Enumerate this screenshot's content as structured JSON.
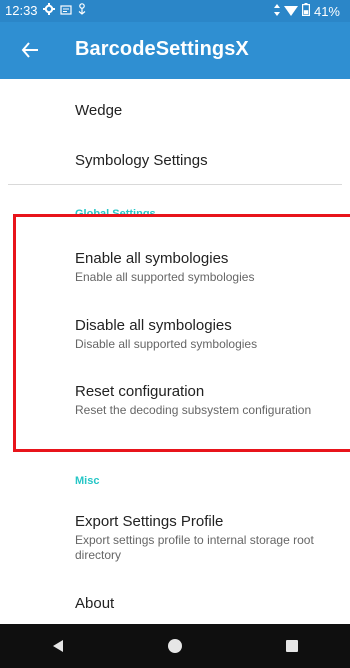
{
  "status_bar": {
    "time": "12:33",
    "battery": "41%",
    "icons": [
      "gear-icon",
      "notification-icon",
      "download-icon",
      "data-arrows-icon",
      "wifi-icon",
      "battery-icon"
    ]
  },
  "app_bar": {
    "title": "BarcodeSettingsX",
    "back_icon": "back-arrow-icon"
  },
  "items_top": [
    {
      "title": "Wedge"
    },
    {
      "title": "Symbology Settings"
    }
  ],
  "global_settings": {
    "category": "Global Settings",
    "items": [
      {
        "title": "Enable all symbologies",
        "summary": "Enable all supported symbologies"
      },
      {
        "title": "Disable all symbologies",
        "summary": "Disable all supported symbologies"
      },
      {
        "title": "Reset configuration",
        "summary": "Reset the decoding subsystem configuration"
      }
    ]
  },
  "misc": {
    "category": "Misc",
    "items": [
      {
        "title": "Export Settings Profile",
        "summary": "Export settings profile to internal storage root directory"
      },
      {
        "title": "About"
      }
    ]
  },
  "nav_bar": {
    "buttons": [
      "back-triangle-icon",
      "home-circle-icon",
      "recents-square-icon"
    ]
  },
  "colors": {
    "status_bar": "#2b86c8",
    "app_bar": "#2f8fd2",
    "category_accent": "#26c6c6",
    "highlight": "#e8141b",
    "nav_bar": "#0f0f0f"
  }
}
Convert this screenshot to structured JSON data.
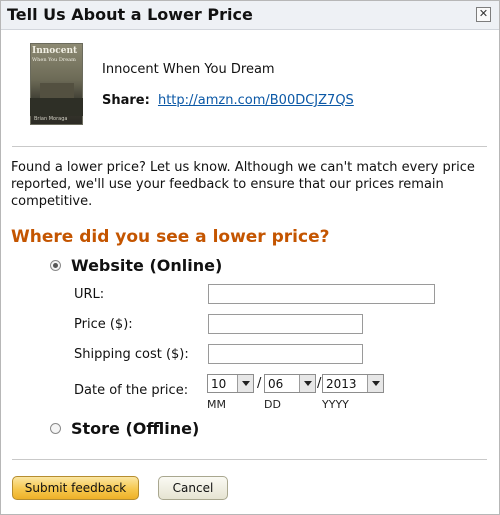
{
  "dialog": {
    "title": "Tell Us About a Lower Price",
    "close_icon": "close-icon"
  },
  "product": {
    "title": "Innocent When You Dream",
    "share_label": "Share:",
    "share_link": "http://amzn.com/B00DCJZ7QS",
    "cover": {
      "title": "Innocent",
      "subtitle": "When You Dream",
      "author": "Brian Moraga"
    }
  },
  "intro_text": "Found a lower price? Let us know. Although we can't match every price reported, we'll use your feedback to ensure that our prices remain competitive.",
  "question": "Where did you see a lower price?",
  "options": {
    "website": {
      "label": "Website (Online)",
      "selected": true
    },
    "store": {
      "label": "Store (Offline)",
      "selected": false
    }
  },
  "fields": {
    "url_label": "URL:",
    "url_value": "",
    "price_label": "Price ($):",
    "price_value": "",
    "shipping_label": "Shipping cost ($):",
    "shipping_value": "",
    "date_label": "Date of the price:"
  },
  "date": {
    "month": "10",
    "day": "06",
    "year": "2013",
    "separator": "/",
    "month_caption": "MM",
    "day_caption": "DD",
    "year_caption": "YYYY"
  },
  "buttons": {
    "submit_label": "Submit feedback",
    "cancel_label": "Cancel"
  },
  "colors": {
    "heading_accent": "#c45500",
    "link": "#0b58a6",
    "primary_button": "#f6c74e"
  }
}
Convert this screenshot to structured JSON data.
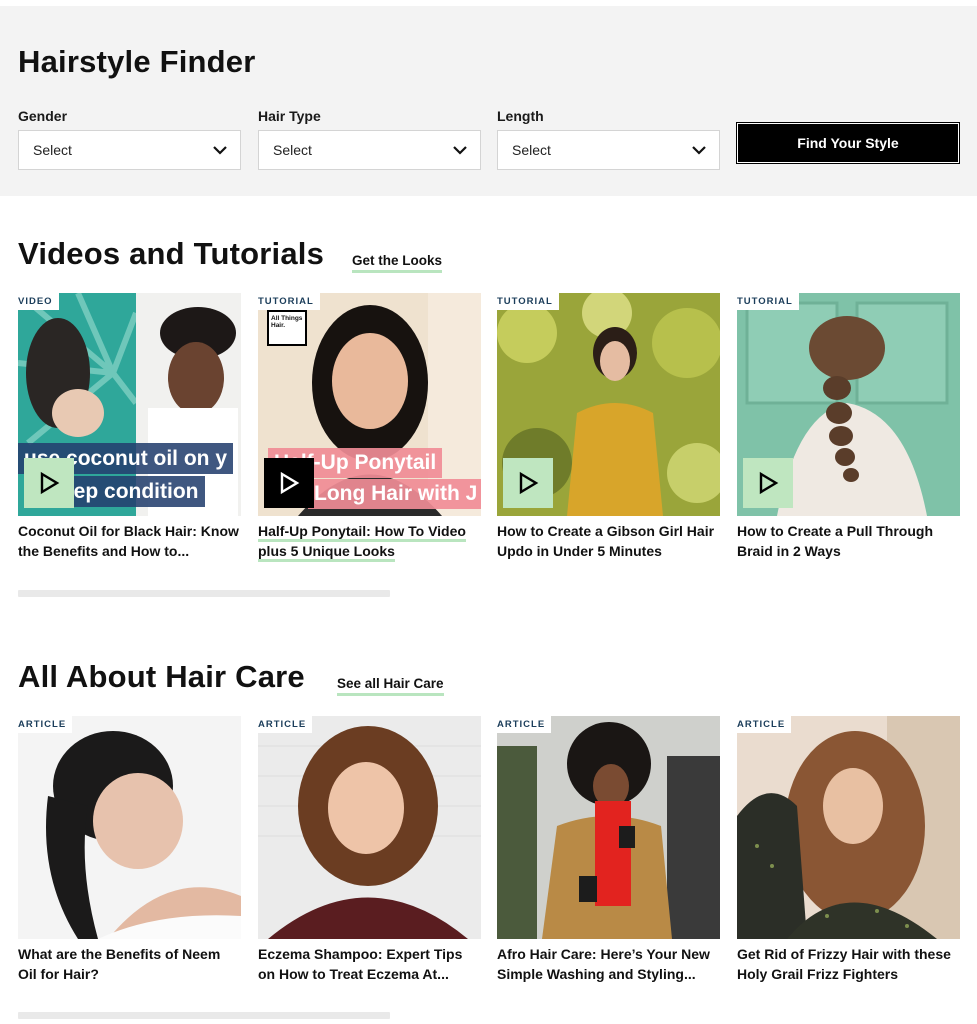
{
  "finder": {
    "title": "Hairstyle Finder",
    "filters": [
      {
        "label": "Gender",
        "value": "Select"
      },
      {
        "label": "Hair Type",
        "value": "Select"
      },
      {
        "label": "Length",
        "value": "Select"
      }
    ],
    "button_label": "Find Your Style"
  },
  "videos": {
    "title": "Videos and Tutorials",
    "link": "Get the Looks",
    "cards": [
      {
        "badge": "VIDEO",
        "title": "Coconut Oil for Black Hair: Know the Benefits and How to...",
        "overlay_1": "use coconut oil on y",
        "overlay_2": "eep condition"
      },
      {
        "badge": "TUTORIAL",
        "title": "Half-Up Ponytail: How To Video plus 5 Unique Looks",
        "overlay_1": "Half-Up Ponytail",
        "overlay_2": "Long Hair with J",
        "logo": "All Things Hair."
      },
      {
        "badge": "TUTORIAL",
        "title": "How to Create a Gibson Girl Hair Updo in Under 5 Minutes"
      },
      {
        "badge": "TUTORIAL",
        "title": "How to Create a Pull Through Braid in 2 Ways"
      }
    ]
  },
  "haircare": {
    "title": "All About Hair Care",
    "link": "See all Hair Care",
    "cards": [
      {
        "badge": "ARTICLE",
        "title": "What are the Benefits of Neem Oil for Hair?"
      },
      {
        "badge": "ARTICLE",
        "title": "Eczema Shampoo: Expert Tips on How to Treat Eczema At..."
      },
      {
        "badge": "ARTICLE",
        "title": "Afro Hair Care: Here’s Your New Simple Washing and Styling..."
      },
      {
        "badge": "ARTICLE",
        "title": "Get Rid of Frizzy Hair with these Holy Grail Frizz Fighters"
      }
    ]
  },
  "colors": {
    "accent_underline": "#b9e5bf",
    "play_button": "#bfe6c0",
    "badge_text": "#1b3d5a",
    "panel_bg": "#f3f3f3"
  },
  "icons": [
    "chevron-down-icon",
    "play-icon"
  ]
}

◆ ◆ ◆

SET PROBLEM: Using the records above, output their complete text exactly, minus any images.

ANSWER FOR THE TASK:
Enumerate this screenshot's content as structured JSON.
{
  "status_bar": {
    "time": "12:33",
    "battery": "41%",
    "icons": [
      "gear-icon",
      "notification-icon",
      "download-icon",
      "data-arrows-icon",
      "wifi-icon",
      "battery-icon"
    ]
  },
  "app_bar": {
    "title": "BarcodeSettingsX",
    "back_icon": "back-arrow-icon"
  },
  "items_top": [
    {
      "title": "Wedge"
    },
    {
      "title": "Symbology Settings"
    }
  ],
  "global_settings": {
    "category": "Global Settings",
    "items": [
      {
        "title": "Enable all symbologies",
        "summary": "Enable all supported symbologies"
      },
      {
        "title": "Disable all symbologies",
        "summary": "Disable all supported symbologies"
      },
      {
        "title": "Reset configuration",
        "summary": "Reset the decoding subsystem configuration"
      }
    ]
  },
  "misc": {
    "category": "Misc",
    "items": [
      {
        "title": "Export Settings Profile",
        "summary": "Export settings profile to internal storage root directory"
      },
      {
        "title": "About"
      }
    ]
  },
  "nav_bar": {
    "buttons": [
      "back-triangle-icon",
      "home-circle-icon",
      "recents-square-icon"
    ]
  },
  "colors": {
    "status_bar": "#2b86c8",
    "app_bar": "#2f8fd2",
    "category_accent": "#26c6c6",
    "highlight": "#e8141b",
    "nav_bar": "#0f0f0f"
  }
}
Convert this screenshot to structured JSON data.
{
  "dialog": {
    "title": "Tell Us About a Lower Price",
    "close_icon": "close-icon"
  },
  "product": {
    "title": "Innocent When You Dream",
    "share_label": "Share:",
    "share_link": "http://amzn.com/B00DCJZ7QS",
    "cover": {
      "title": "Innocent",
      "subtitle": "When You Dream",
      "author": "Brian Moraga"
    }
  },
  "intro_text": "Found a lower price? Let us know. Although we can't match every price reported, we'll use your feedback to ensure that our prices remain competitive.",
  "question": "Where did you see a lower price?",
  "options": {
    "website": {
      "label": "Website (Online)",
      "selected": true
    },
    "store": {
      "label": "Store (Offline)",
      "selected": false
    }
  },
  "fields": {
    "url_label": "URL:",
    "url_value": "",
    "price_label": "Price ($):",
    "price_value": "",
    "shipping_label": "Shipping cost ($):",
    "shipping_value": "",
    "date_label": "Date of the price:"
  },
  "date": {
    "month": "10",
    "day": "06",
    "year": "2013",
    "separator": "/",
    "month_caption": "MM",
    "day_caption": "DD",
    "year_caption": "YYYY"
  },
  "buttons": {
    "submit_label": "Submit feedback",
    "cancel_label": "Cancel"
  },
  "colors": {
    "heading_accent": "#c45500",
    "link": "#0b58a6",
    "primary_button": "#f6c74e"
  }
}
Convert this screenshot to structured JSON data.
{
  "finder": {
    "title": "Hairstyle Finder",
    "filters": [
      {
        "label": "Gender",
        "value": "Select"
      },
      {
        "label": "Hair Type",
        "value": "Select"
      },
      {
        "label": "Length",
        "value": "Select"
      }
    ],
    "button_label": "Find Your Style"
  },
  "videos": {
    "title": "Videos and Tutorials",
    "link": "Get the Looks",
    "cards": [
      {
        "badge": "VIDEO",
        "title": "Coconut Oil for Black Hair: Know the Benefits and How to...",
        "overlay_1": "use coconut oil on y",
        "overlay_2": "eep condition"
      },
      {
        "badge": "TUTORIAL",
        "title": "Half-Up Ponytail: How To Video plus 5 Unique Looks",
        "overlay_1": "Half-Up Ponytail",
        "overlay_2": "Long Hair with J",
        "logo": "All Things Hair."
      },
      {
        "badge": "TUTORIAL",
        "title": "How to Create a Gibson Girl Hair Updo in Under 5 Minutes"
      },
      {
        "badge": "TUTORIAL",
        "title": "How to Create a Pull Through Braid in 2 Ways"
      }
    ]
  },
  "haircare": {
    "title": "All About Hair Care",
    "link": "See all Hair Care",
    "cards": [
      {
        "badge": "ARTICLE",
        "title": "What are the Benefits of Neem Oil for Hair?"
      },
      {
        "badge": "ARTICLE",
        "title": "Eczema Shampoo: Expert Tips on How to Treat Eczema At..."
      },
      {
        "badge": "ARTICLE",
        "title": "Afro Hair Care: Here’s Your New Simple Washing and Styling..."
      },
      {
        "badge": "ARTICLE",
        "title": "Get Rid of Frizzy Hair with these Holy Grail Frizz Fighters"
      }
    ]
  },
  "colors": {
    "accent_underline": "#b9e5bf",
    "play_button": "#bfe6c0",
    "badge_text": "#1b3d5a",
    "panel_bg": "#f3f3f3"
  },
  "icons": [
    "chevron-down-icon",
    "play-icon"
  ]
}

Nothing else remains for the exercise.